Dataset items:
◇ ◇ ◇

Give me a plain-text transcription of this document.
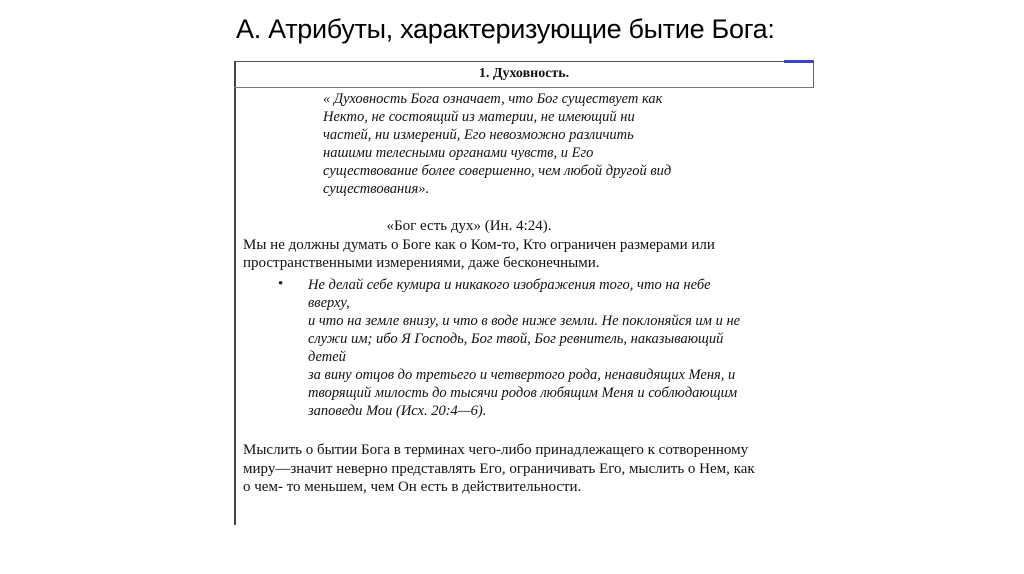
А. Атрибуты, характеризующие бытие Бога:
1. Духовность.
« Духовность Бога означает, что Бог существует как
Некто, не состоящий из материи, не имеющий ни
частей, ни измерений, Его невозможно различить
нашими телесными органами чувств, и Его
существование более совершенно, чем любой другой вид
существования».
«Бог есть дух» (Ин. 4:24).
Мы не должны думать о Боге как о Ком-то, Кто ограничен размерами или
пространственными измерениями, даже бесконечными.
• Не делай себе кумира и никакого изображения того, что на небе
вверху,
и что на земле внизу, и что в воде ниже земли. Не поклоняйся им и не
служи им; ибо Я Господь, Бог твой, Бог ревнитель, наказывающий
детей
за вину отцов до третьего и четвертого рода, ненавидящих Меня, и
творящий милость до тысячи родов любящим Меня и соблюдающим
заповеди Мои (Исх. 20:4—6).
Мыслить о бытии Бога в терминах чего-либо принадлежащего к сотворенному
миру—значит неверно представлять Его, ограничивать Его, мыслить о Нем, как
о чем- то меньшем, чем Он есть в действительности.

◇ ◇ ◇

- _DESCRIPTION OF THE TASK_: Answer with one number: how many lines in the listing hold "Бога".

- _SOLUTION TO THIS PROBLEM_: 3